Direction:
Which lines in the material below contain the word "censored"? Copy each of them.

* BEGIN Record extracts *

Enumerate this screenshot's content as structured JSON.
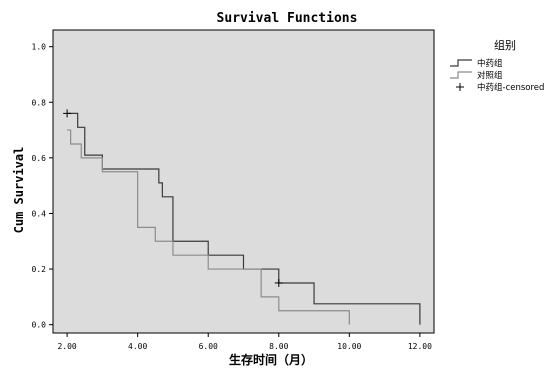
{
  "chart_data": {
    "type": "line",
    "title": "Survival Functions",
    "xlabel": "生存时间（月）",
    "ylabel": "Cum Survival",
    "xlim": [
      1.6,
      12.4
    ],
    "ylim": [
      -0.03,
      1.06
    ],
    "x_ticks": [
      "2.00",
      "4.00",
      "6.00",
      "8.00",
      "10.00",
      "12.00"
    ],
    "y_ticks": [
      "0.0",
      "0.2",
      "0.4",
      "0.6",
      "0.8",
      "1.0"
    ],
    "grid": false,
    "legend": {
      "title": "组别",
      "placement": "right",
      "entries": [
        "中药组",
        "对照组",
        "中药组-censored"
      ]
    },
    "series": [
      {
        "name": "中药组",
        "color": "#3a3a3a",
        "x": [
          2.0,
          2.3,
          2.5,
          3.0,
          4.6,
          4.7,
          4.8,
          5.0,
          6.0,
          7.0,
          8.0,
          9.0,
          12.0
        ],
        "y": [
          0.76,
          0.71,
          0.61,
          0.56,
          0.51,
          0.46,
          0.46,
          0.3,
          0.25,
          0.2,
          0.15,
          0.075,
          0.0
        ]
      },
      {
        "name": "对照组",
        "color": "#8c8c8c",
        "x": [
          2.0,
          2.1,
          2.4,
          3.0,
          4.0,
          4.5,
          5.0,
          6.0,
          7.5,
          8.0,
          10.0
        ],
        "y": [
          0.7,
          0.65,
          0.6,
          0.55,
          0.35,
          0.3,
          0.25,
          0.2,
          0.1,
          0.05,
          0.0
        ]
      }
    ],
    "censored": {
      "name": "中药组-censored",
      "x": [
        2.0,
        8.0
      ],
      "y": [
        0.76,
        0.15
      ]
    }
  },
  "colors": {
    "plot_background": "#dcdcdc",
    "axis": "#000000"
  }
}
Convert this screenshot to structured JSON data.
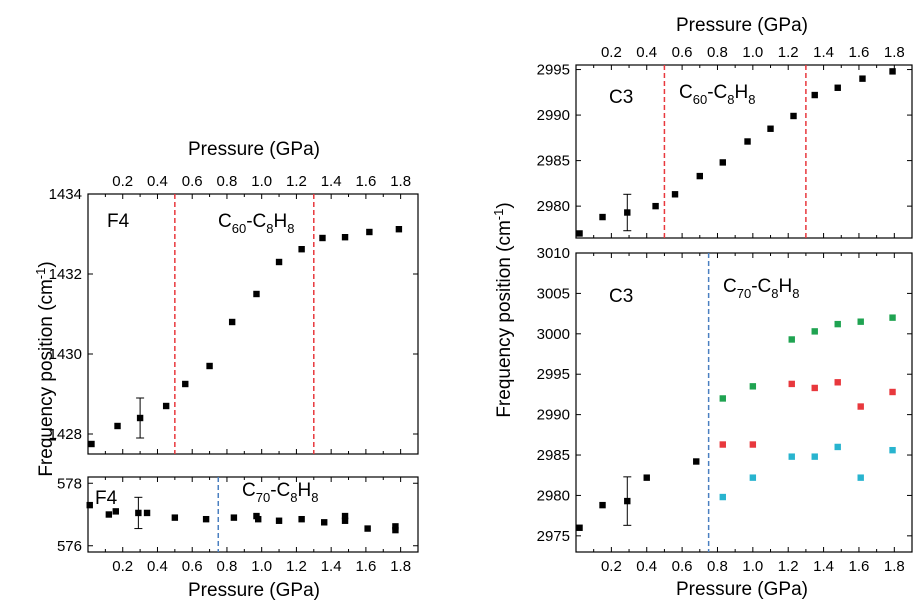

* END Record extracts *

Output:
        "中药组-censored"
    "censored": {
      "name": "中药组-censored",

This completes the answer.